[Excerpts from a figure dataset]
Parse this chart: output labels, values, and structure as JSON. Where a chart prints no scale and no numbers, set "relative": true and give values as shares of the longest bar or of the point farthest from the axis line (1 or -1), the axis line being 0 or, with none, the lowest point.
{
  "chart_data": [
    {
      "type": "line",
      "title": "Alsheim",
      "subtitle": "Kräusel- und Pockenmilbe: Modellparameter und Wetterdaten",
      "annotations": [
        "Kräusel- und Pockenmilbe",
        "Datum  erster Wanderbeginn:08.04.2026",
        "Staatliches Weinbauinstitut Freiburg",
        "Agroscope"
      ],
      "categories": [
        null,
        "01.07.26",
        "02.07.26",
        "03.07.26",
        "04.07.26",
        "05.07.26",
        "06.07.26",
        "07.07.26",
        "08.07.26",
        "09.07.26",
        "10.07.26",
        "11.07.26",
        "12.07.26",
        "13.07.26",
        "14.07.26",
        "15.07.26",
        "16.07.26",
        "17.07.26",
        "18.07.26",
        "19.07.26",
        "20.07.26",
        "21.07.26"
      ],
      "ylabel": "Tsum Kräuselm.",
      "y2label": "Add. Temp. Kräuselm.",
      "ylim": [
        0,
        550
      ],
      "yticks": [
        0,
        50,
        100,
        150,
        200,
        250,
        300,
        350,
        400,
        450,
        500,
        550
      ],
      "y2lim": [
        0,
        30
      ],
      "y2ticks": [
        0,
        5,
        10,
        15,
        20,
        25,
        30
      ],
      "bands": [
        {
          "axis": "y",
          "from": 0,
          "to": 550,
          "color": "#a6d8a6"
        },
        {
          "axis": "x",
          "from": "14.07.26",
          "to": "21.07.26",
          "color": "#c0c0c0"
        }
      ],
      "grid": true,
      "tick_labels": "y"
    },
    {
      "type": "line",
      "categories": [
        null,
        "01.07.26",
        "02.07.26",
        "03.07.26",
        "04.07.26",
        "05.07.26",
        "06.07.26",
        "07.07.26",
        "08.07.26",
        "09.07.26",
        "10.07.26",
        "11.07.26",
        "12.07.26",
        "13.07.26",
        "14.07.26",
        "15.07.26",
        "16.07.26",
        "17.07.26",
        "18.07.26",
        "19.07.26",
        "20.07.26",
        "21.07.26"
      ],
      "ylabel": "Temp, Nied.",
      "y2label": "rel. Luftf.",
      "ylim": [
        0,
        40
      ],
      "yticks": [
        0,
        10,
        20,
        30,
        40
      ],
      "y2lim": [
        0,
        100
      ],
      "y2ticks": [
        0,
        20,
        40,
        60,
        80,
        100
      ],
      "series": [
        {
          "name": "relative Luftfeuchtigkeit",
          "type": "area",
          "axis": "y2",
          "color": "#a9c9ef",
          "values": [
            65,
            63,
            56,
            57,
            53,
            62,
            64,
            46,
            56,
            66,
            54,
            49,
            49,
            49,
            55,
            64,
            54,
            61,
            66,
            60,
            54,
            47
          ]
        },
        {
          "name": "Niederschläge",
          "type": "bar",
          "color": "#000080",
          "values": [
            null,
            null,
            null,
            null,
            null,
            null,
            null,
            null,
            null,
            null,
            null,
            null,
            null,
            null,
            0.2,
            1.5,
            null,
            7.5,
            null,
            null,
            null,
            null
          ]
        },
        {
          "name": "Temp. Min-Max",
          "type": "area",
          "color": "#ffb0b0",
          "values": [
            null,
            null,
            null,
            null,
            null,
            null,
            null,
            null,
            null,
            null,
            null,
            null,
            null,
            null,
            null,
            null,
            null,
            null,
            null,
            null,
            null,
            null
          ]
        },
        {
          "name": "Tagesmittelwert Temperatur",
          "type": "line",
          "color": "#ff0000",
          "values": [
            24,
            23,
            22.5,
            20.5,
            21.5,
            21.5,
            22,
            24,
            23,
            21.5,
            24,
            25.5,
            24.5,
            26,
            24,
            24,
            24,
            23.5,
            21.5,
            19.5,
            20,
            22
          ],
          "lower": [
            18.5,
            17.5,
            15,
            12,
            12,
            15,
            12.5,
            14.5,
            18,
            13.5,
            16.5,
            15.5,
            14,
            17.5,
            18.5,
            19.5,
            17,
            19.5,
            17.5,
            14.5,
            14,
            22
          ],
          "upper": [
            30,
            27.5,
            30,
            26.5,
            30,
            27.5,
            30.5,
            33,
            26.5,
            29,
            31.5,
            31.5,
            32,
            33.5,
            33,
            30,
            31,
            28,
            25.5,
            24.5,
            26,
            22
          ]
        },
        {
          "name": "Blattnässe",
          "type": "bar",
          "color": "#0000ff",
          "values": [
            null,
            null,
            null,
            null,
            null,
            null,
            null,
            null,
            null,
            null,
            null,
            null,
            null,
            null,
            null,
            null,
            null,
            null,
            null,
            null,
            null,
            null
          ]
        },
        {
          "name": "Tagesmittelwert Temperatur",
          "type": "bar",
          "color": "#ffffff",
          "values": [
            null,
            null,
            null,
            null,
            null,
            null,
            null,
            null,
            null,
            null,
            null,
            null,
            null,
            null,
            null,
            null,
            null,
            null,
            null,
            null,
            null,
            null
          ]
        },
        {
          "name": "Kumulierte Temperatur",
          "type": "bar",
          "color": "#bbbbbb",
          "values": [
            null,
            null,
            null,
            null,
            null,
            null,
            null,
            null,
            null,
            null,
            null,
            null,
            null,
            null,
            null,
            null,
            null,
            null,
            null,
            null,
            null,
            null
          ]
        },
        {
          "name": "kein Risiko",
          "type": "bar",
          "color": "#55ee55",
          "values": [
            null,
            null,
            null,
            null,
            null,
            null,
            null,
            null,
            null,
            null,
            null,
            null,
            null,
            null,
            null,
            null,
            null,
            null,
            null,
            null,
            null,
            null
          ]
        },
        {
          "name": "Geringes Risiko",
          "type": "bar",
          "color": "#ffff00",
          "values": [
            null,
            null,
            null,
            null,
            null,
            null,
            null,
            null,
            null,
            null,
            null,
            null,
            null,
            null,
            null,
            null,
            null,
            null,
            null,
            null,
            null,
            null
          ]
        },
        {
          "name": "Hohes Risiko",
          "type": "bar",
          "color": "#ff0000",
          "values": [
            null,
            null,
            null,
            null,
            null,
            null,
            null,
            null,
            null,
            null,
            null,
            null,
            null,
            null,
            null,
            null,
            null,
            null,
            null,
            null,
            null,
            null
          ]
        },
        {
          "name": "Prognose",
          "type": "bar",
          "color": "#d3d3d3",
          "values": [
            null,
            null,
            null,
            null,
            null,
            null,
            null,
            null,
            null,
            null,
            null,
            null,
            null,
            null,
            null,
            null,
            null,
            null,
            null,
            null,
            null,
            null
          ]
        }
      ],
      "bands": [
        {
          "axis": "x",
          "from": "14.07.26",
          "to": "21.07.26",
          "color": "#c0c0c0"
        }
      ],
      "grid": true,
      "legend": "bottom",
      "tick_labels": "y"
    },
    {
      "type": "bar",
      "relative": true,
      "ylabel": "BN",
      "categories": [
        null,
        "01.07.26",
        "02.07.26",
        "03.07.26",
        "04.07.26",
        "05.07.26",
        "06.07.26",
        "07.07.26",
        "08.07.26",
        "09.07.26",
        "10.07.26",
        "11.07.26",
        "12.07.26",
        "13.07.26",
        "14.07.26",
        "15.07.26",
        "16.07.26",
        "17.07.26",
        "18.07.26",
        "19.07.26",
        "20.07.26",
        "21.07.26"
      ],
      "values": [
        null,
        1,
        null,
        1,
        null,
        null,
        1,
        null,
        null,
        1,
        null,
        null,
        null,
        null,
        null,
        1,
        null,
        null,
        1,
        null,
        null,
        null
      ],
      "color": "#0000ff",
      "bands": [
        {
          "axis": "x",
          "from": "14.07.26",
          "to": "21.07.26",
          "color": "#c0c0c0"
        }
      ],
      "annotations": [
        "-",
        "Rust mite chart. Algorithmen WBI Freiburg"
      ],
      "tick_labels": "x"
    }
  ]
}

What the task asks:
Find all the lines containing "true" in the material, then copy them.

Output below:
Parse this chart: output labels, values, and structure as JSON. Where a chart prints no scale and no numbers, set "relative": true and give values as shares of the longest bar or of the point farthest from the axis line (1 or -1), the axis line being 0 or, with none, the lowest point.
      "grid": true,
      "grid": true,
      "relative": true,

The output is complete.